[[ Excerpted text open ]]

This is Tom, my man. Yep we both smoke blah blah blah, but nevermind. I just wanted to say a bit about him, and me, 'cos it's been on my mind today. I told me therapist about how we met, and went onto thinking a few more things (as you do) and was actually missing him whilst in my therapy session.
We first got talking back in october/november time last year, but having just had the worst breakdown to date I was in no rush to start anything. So we just talked, online, until it got to the point where we were chatting for at least 3 hours an evening, every evening. Daft really, when you consider he was only living 20 mins walk away. So we decided to have a proper 'date'. Eek! I mean, we obviously got on really well, both a bit alternative, artsy and downright kooky. But this whole 'date' business was something else. So we set it for 15th Jan, 4 days after Tom's birthday.
I was bloody petrified. I'm 34 years of age and yet was still phoning my mate Amy enroute, panicking. It was an afternoon affair, meeting at Abbeywood station, and planning on wandering the ruins of the local Abbey. Classy stuff ;) We met, both dumbstruck with shyness so aimed for the nearest pub to calm the nerves.

[[ Excerpted text closed ]]
[[ Record extracts open ]]

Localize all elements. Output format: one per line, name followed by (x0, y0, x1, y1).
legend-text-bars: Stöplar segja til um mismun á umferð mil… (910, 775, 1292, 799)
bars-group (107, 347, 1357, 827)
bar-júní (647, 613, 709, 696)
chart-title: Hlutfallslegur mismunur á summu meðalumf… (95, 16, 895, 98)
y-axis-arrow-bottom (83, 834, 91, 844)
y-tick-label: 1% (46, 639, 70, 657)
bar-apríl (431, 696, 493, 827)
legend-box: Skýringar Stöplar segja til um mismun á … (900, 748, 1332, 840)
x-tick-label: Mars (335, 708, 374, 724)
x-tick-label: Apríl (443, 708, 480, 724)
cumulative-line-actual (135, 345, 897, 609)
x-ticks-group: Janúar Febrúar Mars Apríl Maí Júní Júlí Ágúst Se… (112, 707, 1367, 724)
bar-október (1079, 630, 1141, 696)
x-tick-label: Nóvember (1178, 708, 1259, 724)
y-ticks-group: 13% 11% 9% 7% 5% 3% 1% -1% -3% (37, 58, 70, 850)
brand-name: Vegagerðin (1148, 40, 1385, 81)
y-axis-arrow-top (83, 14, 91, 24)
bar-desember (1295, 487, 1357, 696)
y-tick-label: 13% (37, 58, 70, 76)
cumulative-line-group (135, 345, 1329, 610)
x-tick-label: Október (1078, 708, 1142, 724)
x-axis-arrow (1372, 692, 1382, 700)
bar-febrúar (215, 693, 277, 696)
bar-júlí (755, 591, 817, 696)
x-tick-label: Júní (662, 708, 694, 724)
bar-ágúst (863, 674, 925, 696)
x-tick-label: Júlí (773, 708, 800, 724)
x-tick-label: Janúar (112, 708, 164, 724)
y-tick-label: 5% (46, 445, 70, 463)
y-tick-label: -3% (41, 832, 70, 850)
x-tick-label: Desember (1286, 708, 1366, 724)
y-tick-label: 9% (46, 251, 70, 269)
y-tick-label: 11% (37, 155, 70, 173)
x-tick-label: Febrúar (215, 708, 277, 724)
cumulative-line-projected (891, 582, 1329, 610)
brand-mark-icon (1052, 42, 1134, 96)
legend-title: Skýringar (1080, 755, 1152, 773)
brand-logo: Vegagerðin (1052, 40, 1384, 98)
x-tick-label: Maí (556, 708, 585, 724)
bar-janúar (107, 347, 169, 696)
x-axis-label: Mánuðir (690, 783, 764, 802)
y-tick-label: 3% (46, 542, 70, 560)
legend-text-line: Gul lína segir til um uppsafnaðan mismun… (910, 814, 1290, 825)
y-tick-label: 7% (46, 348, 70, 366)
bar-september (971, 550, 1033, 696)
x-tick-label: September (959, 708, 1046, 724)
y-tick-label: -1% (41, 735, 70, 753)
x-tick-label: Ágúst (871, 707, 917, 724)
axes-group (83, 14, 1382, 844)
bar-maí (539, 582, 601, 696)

[[ Record extracts closed ]]

■ **Problem statement**: Continue the account of the first date with Tom, starting right after its last sentence.

■ **Written response**:
As we sat down, I got that stomach flip, but tried to ignore it thinking it was nerves. I know now what it was, but anyway..... said 'date' went well, ambled and talked, had another beer then popped back here for a while. Tom didn't stay late, and there was no naughtiness before you think it ;) Not even a kiss. Just those coy exchanges. He came round for dinner the next day, and the next, and the next... chatting, watching films but still sitting on seperate sofas. No first move and the tension was doing my head in. After constant phonecalls to friends sounding like a teenager stricken with the first crush, I was reminded to grow up. The following saturday, after a week of torment, we managed a cuddle. He never went home again after that unless it was to get his stuff.
Mind, it wasn't until a couple of months later and I was heading north for the Bradford adventure that we acknowledged Tom had moved in. He'd had his own key for god knows how long, so progressed onto giving him his own drawer. This was serious stuff. I'd lived on my own here for too long and was finally sharing my space.
Anyhow, enough of the sentimental stuff. We're cool, he's my best mate and I've never had a relationship like this before. And we're in love, which is amazing. Mind, starting to trust someone properly for the first time is a bit daunting. And I am feeling a bit emotional this evening....a tad needy.... a backlash from therapy, probably. This is us taken at Glastonbury this year by Amy. Nice shot, eh?